─── Supplied records
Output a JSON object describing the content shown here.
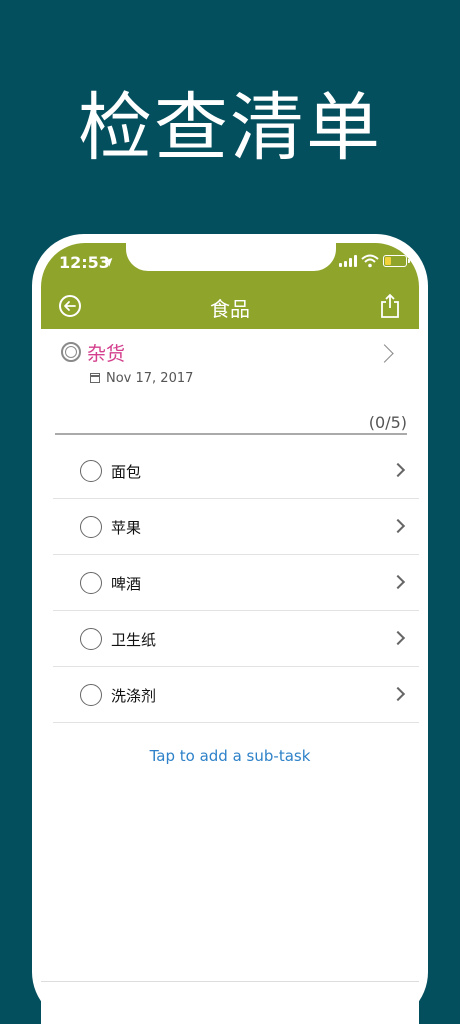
{
  "headline": "检查清单",
  "status_bar": {
    "time": "12:53",
    "location_glyph": "➤"
  },
  "nav": {
    "title": "食品"
  },
  "task": {
    "title": "杂货",
    "date": "Nov 17, 2017"
  },
  "progress": "(0/5)",
  "subtasks": [
    {
      "label": "面包"
    },
    {
      "label": "苹果"
    },
    {
      "label": "啤酒"
    },
    {
      "label": "卫生纸"
    },
    {
      "label": "洗涤剂"
    }
  ],
  "add_subtask": "Tap to add a sub-task",
  "colors": {
    "background": "#044f5e",
    "topbar": "#8fa42b",
    "task_title": "#d43f8d",
    "link": "#2f82c9"
  }
}
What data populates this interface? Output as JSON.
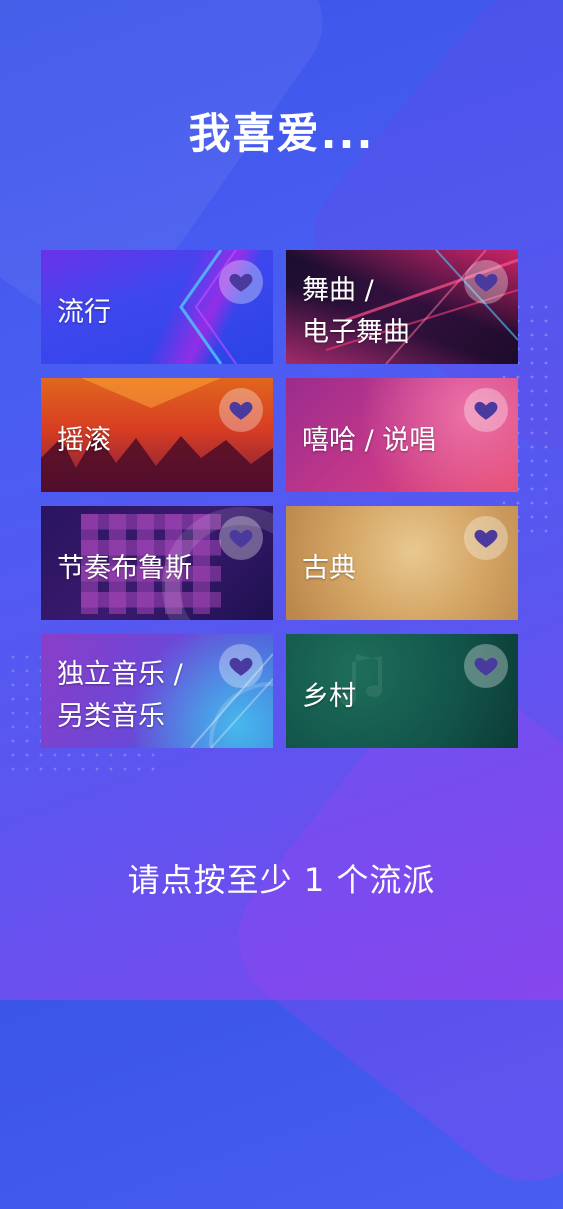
──────
Request | Without the pictures, print the whole listing exactly as given.

Answer to the problem |
Output a JSON object describing the content shown here.
{
  "headline": "检查清单",
  "status_bar": {
    "time": "12:53",
    "location_glyph": "➤"
  },
  "nav": {
    "title": "食品"
  },
  "task": {
    "title": "杂货",
    "date": "Nov 17, 2017"
  },
  "progress": "(0/5)",
  "subtasks": [
    {
      "label": "面包"
    },
    {
      "label": "苹果"
    },
    {
      "label": "啤酒"
    },
    {
      "label": "卫生纸"
    },
    {
      "label": "洗涤剂"
    }
  ],
  "add_subtask": "Tap to add a sub-task",
  "colors": {
    "background": "#044f5e",
    "topbar": "#8fa42b",
    "task_title": "#d43f8d",
    "link": "#2f82c9"
  }
}
What data populates this interface? Output as JSON.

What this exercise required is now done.